• _Required work_
Your task is to output the entries below word for word.

** begin Material provided **

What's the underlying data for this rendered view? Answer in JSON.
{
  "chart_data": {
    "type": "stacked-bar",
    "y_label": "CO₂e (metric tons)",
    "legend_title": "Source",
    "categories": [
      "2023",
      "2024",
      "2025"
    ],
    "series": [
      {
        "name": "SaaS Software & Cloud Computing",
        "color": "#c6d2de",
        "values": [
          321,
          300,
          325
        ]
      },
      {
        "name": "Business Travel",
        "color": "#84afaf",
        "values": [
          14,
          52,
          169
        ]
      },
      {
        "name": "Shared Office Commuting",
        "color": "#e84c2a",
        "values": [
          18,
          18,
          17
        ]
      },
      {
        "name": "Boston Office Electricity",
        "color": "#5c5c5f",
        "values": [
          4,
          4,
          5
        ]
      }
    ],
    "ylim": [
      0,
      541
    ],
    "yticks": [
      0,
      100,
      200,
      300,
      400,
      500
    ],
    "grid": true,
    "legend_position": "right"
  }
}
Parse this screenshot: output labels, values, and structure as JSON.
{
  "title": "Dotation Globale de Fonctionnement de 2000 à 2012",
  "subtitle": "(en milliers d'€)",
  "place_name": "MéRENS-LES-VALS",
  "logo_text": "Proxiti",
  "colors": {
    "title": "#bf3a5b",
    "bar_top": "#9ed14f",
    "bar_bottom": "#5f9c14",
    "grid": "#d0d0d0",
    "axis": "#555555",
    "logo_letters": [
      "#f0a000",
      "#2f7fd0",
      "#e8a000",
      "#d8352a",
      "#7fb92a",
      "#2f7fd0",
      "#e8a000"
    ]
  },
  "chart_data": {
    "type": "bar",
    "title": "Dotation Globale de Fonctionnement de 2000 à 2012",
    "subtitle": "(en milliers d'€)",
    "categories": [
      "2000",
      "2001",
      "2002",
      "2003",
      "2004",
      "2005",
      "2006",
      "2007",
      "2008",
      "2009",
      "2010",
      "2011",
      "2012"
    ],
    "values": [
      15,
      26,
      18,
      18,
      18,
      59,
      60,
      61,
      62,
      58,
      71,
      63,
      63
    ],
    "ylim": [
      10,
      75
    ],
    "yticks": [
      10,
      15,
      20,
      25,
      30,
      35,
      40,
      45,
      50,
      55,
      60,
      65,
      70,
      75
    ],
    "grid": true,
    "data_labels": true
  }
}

** end Material provided **

• _Task output_
What's the underlying data for this rendered view? Answer in JSON.
{
  "chart_data": {
    "type": "stacked-bar",
    "y_label": "CO₂e (metric tons)",
    "legend_title": "Source",
    "categories": [
      "2023",
      "2024",
      "2025"
    ],
    "series": [
      {
        "name": "SaaS Software & Cloud Computing",
        "color": "#c6d2de",
        "values": [
          321,
          300,
          325
        ]
      },
      {
        "name": "Business Travel",
        "color": "#84afaf",
        "values": [
          14,
          52,
          169
        ]
      },
      {
        "name": "Shared Office Commuting",
        "color": "#e84c2a",
        "values": [
          18,
          18,
          17
        ]
      },
      {
        "name": "Boston Office Electricity",
        "color": "#5c5c5f",
        "values": [
          4,
          4,
          5
        ]
      }
    ],
    "ylim": [
      0,
      541
    ],
    "yticks": [
      0,
      100,
      200,
      300,
      400,
      500
    ],
    "grid": true,
    "legend_position": "right"
  }
}
Parse this screenshot: output labels, values, and structure as JSON.
{
  "title": "Dotation Globale de Fonctionnement de 2000 à 2012",
  "subtitle": "(en milliers d'€)",
  "place_name": "MéRENS-LES-VALS",
  "logo_text": "Proxiti",
  "colors": {
    "title": "#bf3a5b",
    "bar_top": "#9ed14f",
    "bar_bottom": "#5f9c14",
    "grid": "#d0d0d0",
    "axis": "#555555",
    "logo_letters": [
      "#f0a000",
      "#2f7fd0",
      "#e8a000",
      "#d8352a",
      "#7fb92a",
      "#2f7fd0",
      "#e8a000"
    ]
  },
  "chart_data": {
    "type": "bar",
    "title": "Dotation Globale de Fonctionnement de 2000 à 2012",
    "subtitle": "(en milliers d'€)",
    "categories": [
      "2000",
      "2001",
      "2002",
      "2003",
      "2004",
      "2005",
      "2006",
      "2007",
      "2008",
      "2009",
      "2010",
      "2011",
      "2012"
    ],
    "values": [
      15,
      26,
      18,
      18,
      18,
      59,
      60,
      61,
      62,
      58,
      71,
      63,
      63
    ],
    "ylim": [
      10,
      75
    ],
    "yticks": [
      10,
      15,
      20,
      25,
      30,
      35,
      40,
      45,
      50,
      55,
      60,
      65,
      70,
      75
    ],
    "grid": true,
    "data_labels": true
  }
}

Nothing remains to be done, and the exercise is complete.